TO BE DONE —
Transcribe all of the material exactly, except for its pictures.

Stored data entries —
==========

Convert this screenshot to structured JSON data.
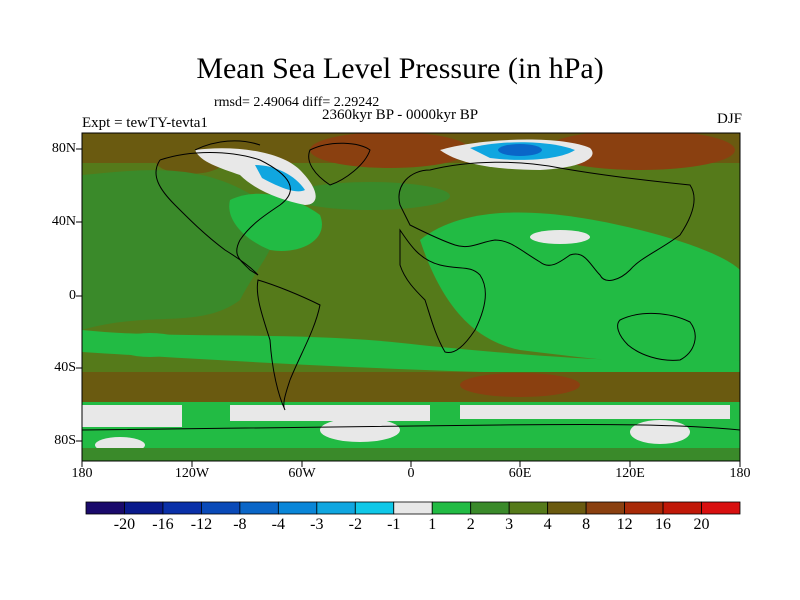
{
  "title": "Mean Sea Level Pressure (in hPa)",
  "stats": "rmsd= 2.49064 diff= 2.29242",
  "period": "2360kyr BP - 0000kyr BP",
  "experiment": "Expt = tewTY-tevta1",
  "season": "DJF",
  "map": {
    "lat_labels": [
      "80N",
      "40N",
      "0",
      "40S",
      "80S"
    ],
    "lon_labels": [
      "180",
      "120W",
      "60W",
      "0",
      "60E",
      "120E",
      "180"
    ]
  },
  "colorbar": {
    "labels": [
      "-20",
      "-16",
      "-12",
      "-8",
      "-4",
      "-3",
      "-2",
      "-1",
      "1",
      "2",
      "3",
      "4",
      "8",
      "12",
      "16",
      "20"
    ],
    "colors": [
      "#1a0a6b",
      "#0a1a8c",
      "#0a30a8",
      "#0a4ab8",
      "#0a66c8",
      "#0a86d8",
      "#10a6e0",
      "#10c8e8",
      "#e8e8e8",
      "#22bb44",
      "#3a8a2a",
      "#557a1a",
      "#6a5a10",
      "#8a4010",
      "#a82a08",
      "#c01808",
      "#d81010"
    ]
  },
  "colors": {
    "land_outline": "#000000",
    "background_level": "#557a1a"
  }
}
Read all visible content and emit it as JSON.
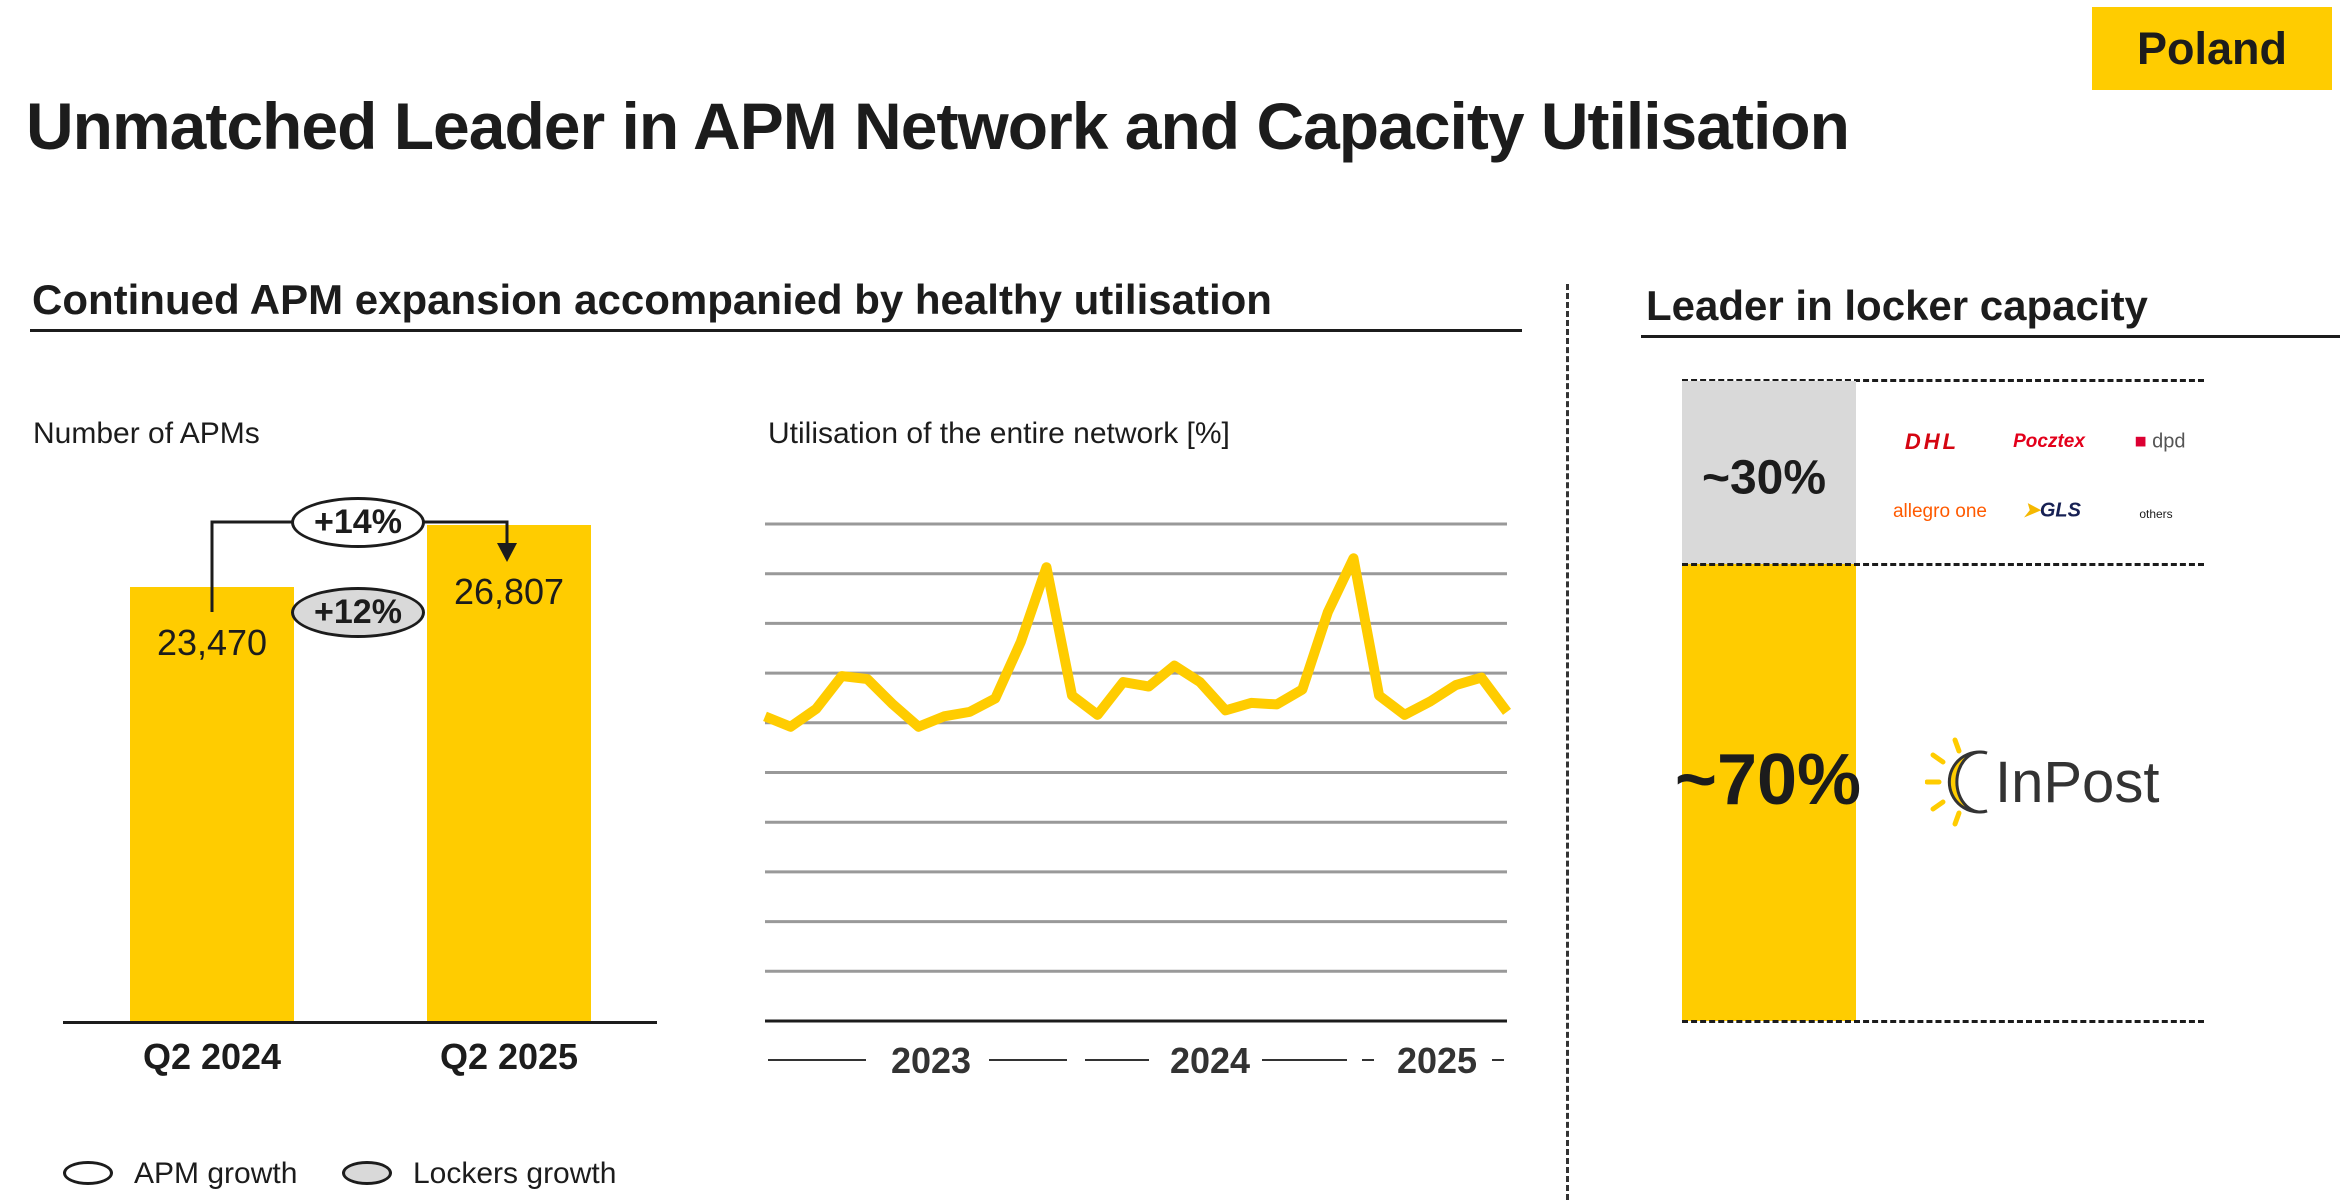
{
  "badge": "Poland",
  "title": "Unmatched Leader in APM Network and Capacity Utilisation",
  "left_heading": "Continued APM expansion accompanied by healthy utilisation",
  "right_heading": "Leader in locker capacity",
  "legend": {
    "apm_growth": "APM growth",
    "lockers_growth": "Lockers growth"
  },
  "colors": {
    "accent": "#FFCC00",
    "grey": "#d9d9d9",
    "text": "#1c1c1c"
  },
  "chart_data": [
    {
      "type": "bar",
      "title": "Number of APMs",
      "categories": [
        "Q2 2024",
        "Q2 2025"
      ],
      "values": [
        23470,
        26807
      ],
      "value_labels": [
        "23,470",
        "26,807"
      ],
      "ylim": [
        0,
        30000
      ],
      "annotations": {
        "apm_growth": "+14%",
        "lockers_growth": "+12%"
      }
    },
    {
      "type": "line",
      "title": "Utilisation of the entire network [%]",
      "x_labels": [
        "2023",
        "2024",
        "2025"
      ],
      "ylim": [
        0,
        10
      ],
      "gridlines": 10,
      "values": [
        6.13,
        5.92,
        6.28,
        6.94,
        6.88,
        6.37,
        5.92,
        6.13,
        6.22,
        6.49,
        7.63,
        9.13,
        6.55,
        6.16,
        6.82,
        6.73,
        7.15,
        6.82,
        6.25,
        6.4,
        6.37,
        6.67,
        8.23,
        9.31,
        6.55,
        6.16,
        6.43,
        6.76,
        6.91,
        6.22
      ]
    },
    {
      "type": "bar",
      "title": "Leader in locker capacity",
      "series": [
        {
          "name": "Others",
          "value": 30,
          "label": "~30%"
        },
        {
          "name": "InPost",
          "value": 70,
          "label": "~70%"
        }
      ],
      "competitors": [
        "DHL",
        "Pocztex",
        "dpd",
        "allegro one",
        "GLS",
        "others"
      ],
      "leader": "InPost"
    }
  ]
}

==========

EXPECTED OUTPUT —
Convert this screenshot to structured JSON data.
{
  "title": "Mean Sea Level Pressure (in hPa)",
  "stats": "rmsd= 2.49064 diff= 2.29242",
  "period": "2360kyr BP - 0000kyr BP",
  "experiment": "Expt = tewTY-tevta1",
  "season": "DJF",
  "map": {
    "lat_labels": [
      "80N",
      "40N",
      "0",
      "40S",
      "80S"
    ],
    "lon_labels": [
      "180",
      "120W",
      "60W",
      "0",
      "60E",
      "120E",
      "180"
    ]
  },
  "colorbar": {
    "labels": [
      "-20",
      "-16",
      "-12",
      "-8",
      "-4",
      "-3",
      "-2",
      "-1",
      "1",
      "2",
      "3",
      "4",
      "8",
      "12",
      "16",
      "20"
    ],
    "colors": [
      "#1a0a6b",
      "#0a1a8c",
      "#0a30a8",
      "#0a4ab8",
      "#0a66c8",
      "#0a86d8",
      "#10a6e0",
      "#10c8e8",
      "#e8e8e8",
      "#22bb44",
      "#3a8a2a",
      "#557a1a",
      "#6a5a10",
      "#8a4010",
      "#a82a08",
      "#c01808",
      "#d81010"
    ]
  },
  "colors": {
    "land_outline": "#000000",
    "background_level": "#557a1a"
  }
}
Read all visible content and emit it as JSON.
{
  "badge": "Poland",
  "title": "Unmatched Leader in APM Network and Capacity Utilisation",
  "left_heading": "Continued APM expansion accompanied by healthy utilisation",
  "right_heading": "Leader in locker capacity",
  "legend": {
    "apm_growth": "APM growth",
    "lockers_growth": "Lockers growth"
  },
  "colors": {
    "accent": "#FFCC00",
    "grey": "#d9d9d9",
    "text": "#1c1c1c"
  },
  "chart_data": [
    {
      "type": "bar",
      "title": "Number of APMs",
      "categories": [
        "Q2 2024",
        "Q2 2025"
      ],
      "values": [
        23470,
        26807
      ],
      "value_labels": [
        "23,470",
        "26,807"
      ],
      "ylim": [
        0,
        30000
      ],
      "annotations": {
        "apm_growth": "+14%",
        "lockers_growth": "+12%"
      }
    },
    {
      "type": "line",
      "title": "Utilisation of the entire network [%]",
      "x_labels": [
        "2023",
        "2024",
        "2025"
      ],
      "ylim": [
        0,
        10
      ],
      "gridlines": 10,
      "values": [
        6.13,
        5.92,
        6.28,
        6.94,
        6.88,
        6.37,
        5.92,
        6.13,
        6.22,
        6.49,
        7.63,
        9.13,
        6.55,
        6.16,
        6.82,
        6.73,
        7.15,
        6.82,
        6.25,
        6.4,
        6.37,
        6.67,
        8.23,
        9.31,
        6.55,
        6.16,
        6.43,
        6.76,
        6.91,
        6.22
      ]
    },
    {
      "type": "bar",
      "title": "Leader in locker capacity",
      "series": [
        {
          "name": "Others",
          "value": 30,
          "label": "~30%"
        },
        {
          "name": "InPost",
          "value": 70,
          "label": "~70%"
        }
      ],
      "competitors": [
        "DHL",
        "Pocztex",
        "dpd",
        "allegro one",
        "GLS",
        "others"
      ],
      "leader": "InPost"
    }
  ]
}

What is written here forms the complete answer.